## start EXTRACTED INFORMATION

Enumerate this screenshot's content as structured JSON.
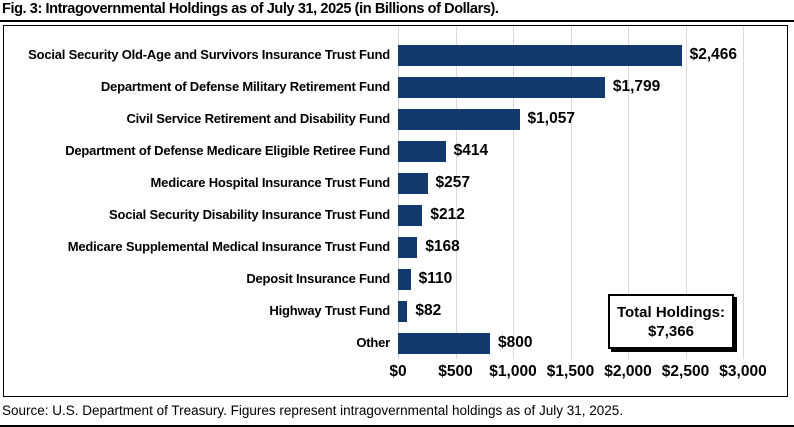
{
  "figure": {
    "title": "Fig. 3: Intragovernmental Holdings as of July 31, 2025 (in Billions of Dollars).",
    "source_note": "Source: U.S. Department of Treasury. Figures represent intragovernmental holdings as of July 31, 2025."
  },
  "chart_data": {
    "type": "bar",
    "orientation": "horizontal",
    "title": "Fig. 3: Intragovernmental Holdings as of July 31, 2025 (in Billions of Dollars).",
    "categories": [
      "Social Security Old-Age and Survivors Insurance Trust Fund",
      "Department of Defense Military Retirement Fund",
      "Civil Service Retirement and Disability Fund",
      "Department of Defense Medicare Eligible Retiree Fund",
      "Medicare Hospital Insurance Trust Fund",
      "Social Security Disability Insurance Trust Fund",
      "Medicare Supplemental Medical Insurance Trust Fund",
      "Deposit Insurance Fund",
      "Highway Trust Fund",
      "Other"
    ],
    "values": [
      2466,
      1799,
      1057,
      414,
      257,
      212,
      168,
      110,
      82,
      800
    ],
    "value_labels": [
      "$2,466",
      "$1,799",
      "$1,057",
      "$414",
      "$257",
      "$212",
      "$168",
      "$110",
      "$82",
      "$800"
    ],
    "x_ticks": [
      0,
      500,
      1000,
      1500,
      2000,
      2500,
      3000
    ],
    "x_tick_labels": [
      "$0",
      "$500",
      "$1,000",
      "$1,500",
      "$2,000",
      "$2,500",
      "$3,000"
    ],
    "xlim": [
      0,
      3000
    ],
    "grid": true,
    "legend": false,
    "annotation": {
      "label": "Total Holdings:",
      "value": "$7,366",
      "total": 7366
    },
    "colors": {
      "bar": "#123A6C",
      "gridline": "#D9D9D9",
      "text": "#000000",
      "background": "#FFFFFF"
    }
  }
}
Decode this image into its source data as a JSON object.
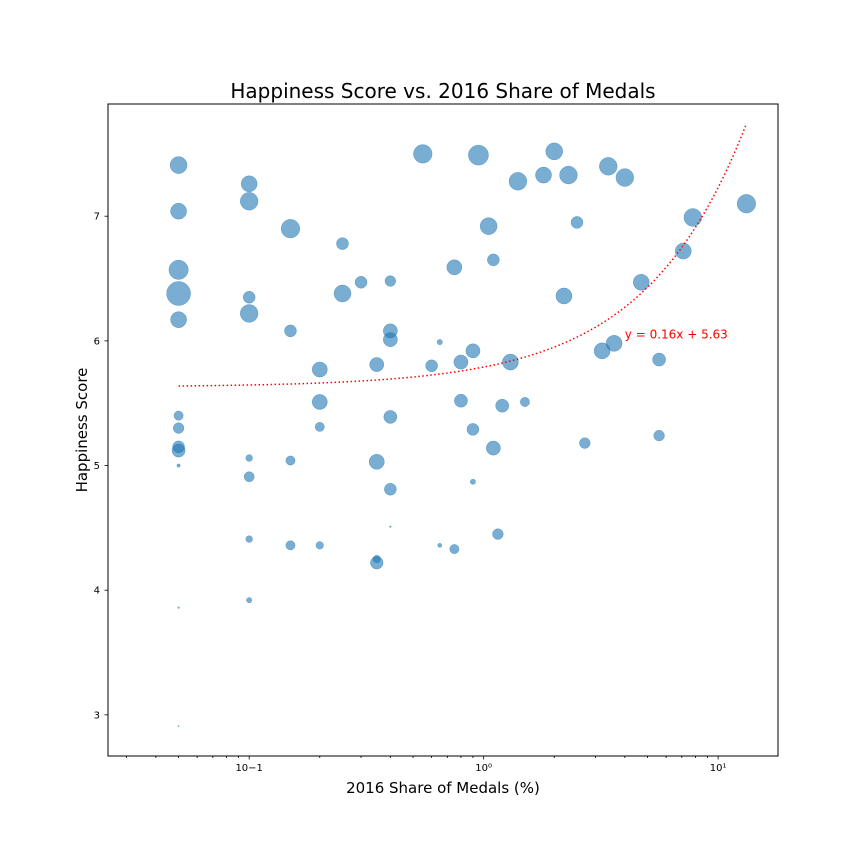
{
  "chart_data": {
    "type": "scatter",
    "title": "Happiness Score vs. 2016 Share of Medals",
    "xlabel": "2016 Share of Medals (%)",
    "ylabel": "Happiness Score",
    "xscale": "log",
    "xlim": [
      0.025,
      18
    ],
    "ylim": [
      2.67,
      7.9
    ],
    "x_ticks": [
      0.1,
      1,
      10
    ],
    "x_tick_labels": [
      "10−1",
      "10⁰",
      "10¹"
    ],
    "y_ticks": [
      3,
      4,
      5,
      6,
      7
    ],
    "y_tick_labels": [
      "3",
      "4",
      "5",
      "6",
      "7"
    ],
    "grid": false,
    "marker_color": "#1f77b4",
    "marker_alpha": 0.6,
    "trendline": {
      "slope": 0.16,
      "intercept": 5.63,
      "x_range": [
        0.05,
        13.2
      ],
      "color": "#ff0000",
      "style": "dotted",
      "label": "y = 0.16x + 5.63",
      "label_at": [
        4.0,
        6.02
      ]
    },
    "points": [
      {
        "x": 0.05,
        "y": 7.41,
        "s": 0.5
      },
      {
        "x": 0.05,
        "y": 7.04,
        "s": 0.45
      },
      {
        "x": 0.05,
        "y": 6.57,
        "s": 0.65
      },
      {
        "x": 0.05,
        "y": 6.38,
        "s": 1.0
      },
      {
        "x": 0.05,
        "y": 6.17,
        "s": 0.45
      },
      {
        "x": 0.05,
        "y": 5.4,
        "s": 0.15
      },
      {
        "x": 0.05,
        "y": 5.3,
        "s": 0.2
      },
      {
        "x": 0.05,
        "y": 5.15,
        "s": 0.25
      },
      {
        "x": 0.05,
        "y": 5.12,
        "s": 0.3
      },
      {
        "x": 0.05,
        "y": 5.0,
        "s": 0.02
      },
      {
        "x": 0.05,
        "y": 3.86,
        "s": 0.005
      },
      {
        "x": 0.05,
        "y": 2.91,
        "s": 0.002
      },
      {
        "x": 0.1,
        "y": 7.26,
        "s": 0.45
      },
      {
        "x": 0.1,
        "y": 7.12,
        "s": 0.55
      },
      {
        "x": 0.1,
        "y": 6.35,
        "s": 0.25
      },
      {
        "x": 0.1,
        "y": 6.22,
        "s": 0.55
      },
      {
        "x": 0.1,
        "y": 5.06,
        "s": 0.08
      },
      {
        "x": 0.1,
        "y": 4.91,
        "s": 0.18
      },
      {
        "x": 0.1,
        "y": 4.41,
        "s": 0.08
      },
      {
        "x": 0.1,
        "y": 3.92,
        "s": 0.05
      },
      {
        "x": 0.15,
        "y": 6.9,
        "s": 0.6
      },
      {
        "x": 0.15,
        "y": 6.08,
        "s": 0.25
      },
      {
        "x": 0.15,
        "y": 5.04,
        "s": 0.15
      },
      {
        "x": 0.15,
        "y": 4.36,
        "s": 0.15
      },
      {
        "x": 0.2,
        "y": 5.77,
        "s": 0.4
      },
      {
        "x": 0.2,
        "y": 5.51,
        "s": 0.4
      },
      {
        "x": 0.2,
        "y": 5.31,
        "s": 0.15
      },
      {
        "x": 0.2,
        "y": 4.36,
        "s": 0.1
      },
      {
        "x": 0.25,
        "y": 6.78,
        "s": 0.25
      },
      {
        "x": 0.25,
        "y": 6.38,
        "s": 0.5
      },
      {
        "x": 0.3,
        "y": 6.47,
        "s": 0.25
      },
      {
        "x": 0.35,
        "y": 5.81,
        "s": 0.35
      },
      {
        "x": 0.35,
        "y": 5.03,
        "s": 0.4
      },
      {
        "x": 0.35,
        "y": 4.25,
        "s": 0.1
      },
      {
        "x": 0.35,
        "y": 4.22,
        "s": 0.28
      },
      {
        "x": 0.4,
        "y": 6.48,
        "s": 0.2
      },
      {
        "x": 0.4,
        "y": 6.08,
        "s": 0.35
      },
      {
        "x": 0.4,
        "y": 6.01,
        "s": 0.35
      },
      {
        "x": 0.4,
        "y": 5.39,
        "s": 0.3
      },
      {
        "x": 0.4,
        "y": 4.81,
        "s": 0.25
      },
      {
        "x": 0.4,
        "y": 4.51,
        "s": 0.005
      },
      {
        "x": 0.55,
        "y": 7.5,
        "s": 0.6
      },
      {
        "x": 0.6,
        "y": 5.8,
        "s": 0.25
      },
      {
        "x": 0.65,
        "y": 5.99,
        "s": 0.05
      },
      {
        "x": 0.65,
        "y": 4.36,
        "s": 0.03
      },
      {
        "x": 0.75,
        "y": 6.59,
        "s": 0.4
      },
      {
        "x": 0.75,
        "y": 4.33,
        "s": 0.15
      },
      {
        "x": 0.8,
        "y": 5.83,
        "s": 0.35
      },
      {
        "x": 0.8,
        "y": 5.52,
        "s": 0.3
      },
      {
        "x": 0.9,
        "y": 5.92,
        "s": 0.35
      },
      {
        "x": 0.9,
        "y": 5.29,
        "s": 0.25
      },
      {
        "x": 0.9,
        "y": 4.87,
        "s": 0.05
      },
      {
        "x": 0.95,
        "y": 7.49,
        "s": 0.7
      },
      {
        "x": 1.05,
        "y": 6.92,
        "s": 0.5
      },
      {
        "x": 1.1,
        "y": 6.65,
        "s": 0.25
      },
      {
        "x": 1.1,
        "y": 5.14,
        "s": 0.35
      },
      {
        "x": 1.15,
        "y": 4.45,
        "s": 0.2
      },
      {
        "x": 1.2,
        "y": 5.48,
        "s": 0.3
      },
      {
        "x": 1.3,
        "y": 5.83,
        "s": 0.45
      },
      {
        "x": 1.4,
        "y": 7.28,
        "s": 0.55
      },
      {
        "x": 1.5,
        "y": 5.51,
        "s": 0.15
      },
      {
        "x": 1.8,
        "y": 7.33,
        "s": 0.45
      },
      {
        "x": 2.0,
        "y": 7.52,
        "s": 0.5
      },
      {
        "x": 2.2,
        "y": 6.36,
        "s": 0.45
      },
      {
        "x": 2.3,
        "y": 7.33,
        "s": 0.55
      },
      {
        "x": 2.5,
        "y": 6.95,
        "s": 0.25
      },
      {
        "x": 2.7,
        "y": 5.18,
        "s": 0.2
      },
      {
        "x": 3.2,
        "y": 5.92,
        "s": 0.45
      },
      {
        "x": 3.4,
        "y": 7.4,
        "s": 0.55
      },
      {
        "x": 3.6,
        "y": 5.98,
        "s": 0.45
      },
      {
        "x": 4.0,
        "y": 7.31,
        "s": 0.55
      },
      {
        "x": 4.7,
        "y": 6.47,
        "s": 0.45
      },
      {
        "x": 5.6,
        "y": 5.85,
        "s": 0.3
      },
      {
        "x": 5.6,
        "y": 5.24,
        "s": 0.2
      },
      {
        "x": 7.1,
        "y": 6.72,
        "s": 0.45
      },
      {
        "x": 7.8,
        "y": 6.99,
        "s": 0.55
      },
      {
        "x": 13.2,
        "y": 7.1,
        "s": 0.6
      }
    ]
  }
}
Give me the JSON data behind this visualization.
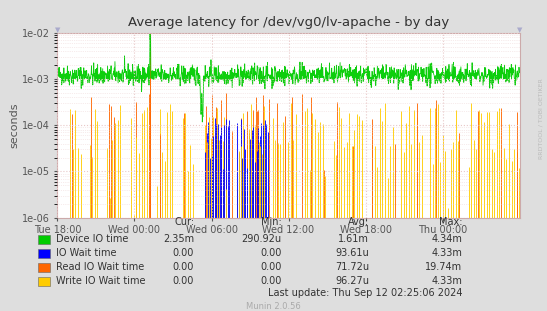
{
  "title": "Average latency for /dev/vg0/lv-apache - by day",
  "ylabel": "seconds",
  "background_color": "#dedede",
  "plot_bg_color": "#ffffff",
  "grid_color": "#e8c8c8",
  "title_color": "#333333",
  "watermark": "RRDTOOL / TOBI OETIKER",
  "munin_version": "Munin 2.0.56",
  "x_ticks": [
    "Tue 18:00",
    "Wed 00:00",
    "Wed 06:00",
    "Wed 12:00",
    "Wed 18:00",
    "Thu 00:00"
  ],
  "y_min": 1e-06,
  "y_max": 0.01,
  "colors": {
    "device_io": "#00cc00",
    "io_wait": "#0000ff",
    "read_io_wait": "#ff6600",
    "write_io_wait": "#ffcc00"
  },
  "legend_labels": [
    "Device IO time",
    "IO Wait time",
    "Read IO Wait time",
    "Write IO Wait time"
  ],
  "legend_colors": [
    "#00cc00",
    "#0000ff",
    "#ff6600",
    "#ffcc00"
  ],
  "stats_header": [
    "Cur:",
    "Min:",
    "Avg:",
    "Max:"
  ],
  "stats": [
    [
      "2.35m",
      "290.92u",
      "1.61m",
      "4.34m"
    ],
    [
      "0.00",
      "0.00",
      "93.61u",
      "4.33m"
    ],
    [
      "0.00",
      "0.00",
      "71.72u",
      "19.74m"
    ],
    [
      "0.00",
      "0.00",
      "96.27u",
      "4.33m"
    ]
  ],
  "last_update": "Last update: Thu Sep 12 02:25:06 2024"
}
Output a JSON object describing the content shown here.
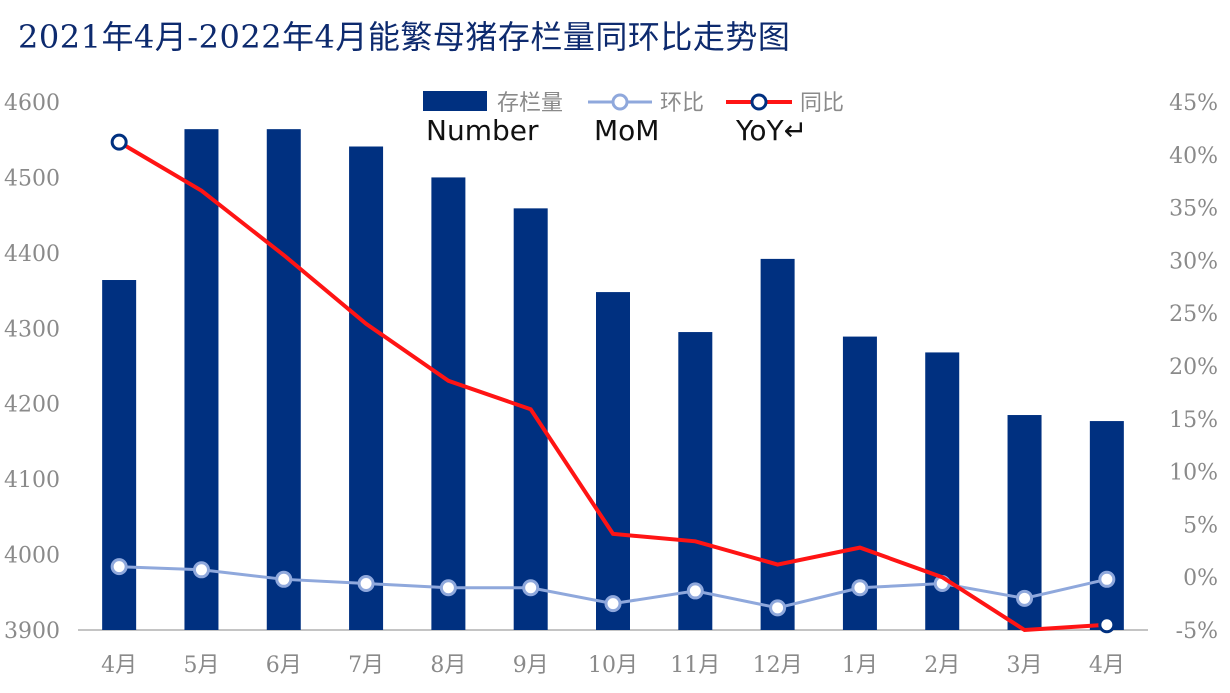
{
  "chart_data": {
    "type": "bar",
    "title": "2021年4月-2022年4月能繁母猪存栏量同环比走势图",
    "categories": [
      "4月",
      "5月",
      "6月",
      "7月",
      "8月",
      "9月",
      "10月",
      "11月",
      "12月",
      "1月",
      "2月",
      "3月",
      "4月"
    ],
    "series": [
      {
        "name": "存栏量",
        "name_en": "Number",
        "type": "bar",
        "axis": "left",
        "color": "#003080",
        "values": [
          4364,
          4564,
          4564,
          4541,
          4500,
          4459,
          4348,
          4295,
          4392,
          4289,
          4268,
          4185,
          4177
        ]
      },
      {
        "name": "环比",
        "name_en": "MoM",
        "type": "line",
        "axis": "right",
        "color": "#8fa8dc",
        "values": [
          1.0,
          0.7,
          -0.2,
          -0.6,
          -1.0,
          -1.0,
          -2.5,
          -1.3,
          -2.9,
          -1.0,
          -0.6,
          -2.0,
          -0.2
        ]
      },
      {
        "name": "同比",
        "name_en": "YoY↵",
        "type": "line",
        "axis": "right",
        "color": "#ff1414",
        "marker_color": "#003080",
        "values": [
          41.2,
          36.6,
          30.5,
          24.0,
          18.6,
          15.9,
          4.1,
          3.4,
          1.2,
          2.8,
          0.0,
          -5.0,
          -4.5
        ]
      }
    ],
    "yleft": {
      "ticks": [
        "4600",
        "4500",
        "4400",
        "4300",
        "4200",
        "4100",
        "4000",
        "3900"
      ],
      "lim": [
        3900,
        4600
      ]
    },
    "yright": {
      "ticks": [
        "45%",
        "40%",
        "35%",
        "30%",
        "25%",
        "20%",
        "15%",
        "10%",
        "5%",
        "0%",
        "-5%"
      ],
      "lim": [
        -5,
        45
      ]
    },
    "grid": false,
    "legend": "top-center"
  },
  "colors": {
    "title": "#0d2a6e",
    "axis": "#8a8a8a"
  }
}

## end EXTRACTED INFORMATION

| INSTRUCTION |
Search the entries for the word "Defense", then gather every line that has it.

| EXPECTED ANSWER |
      "Department of Defense Military Retirement Fund",
      "Department of Defense Medicare Eligible Retiree Fund",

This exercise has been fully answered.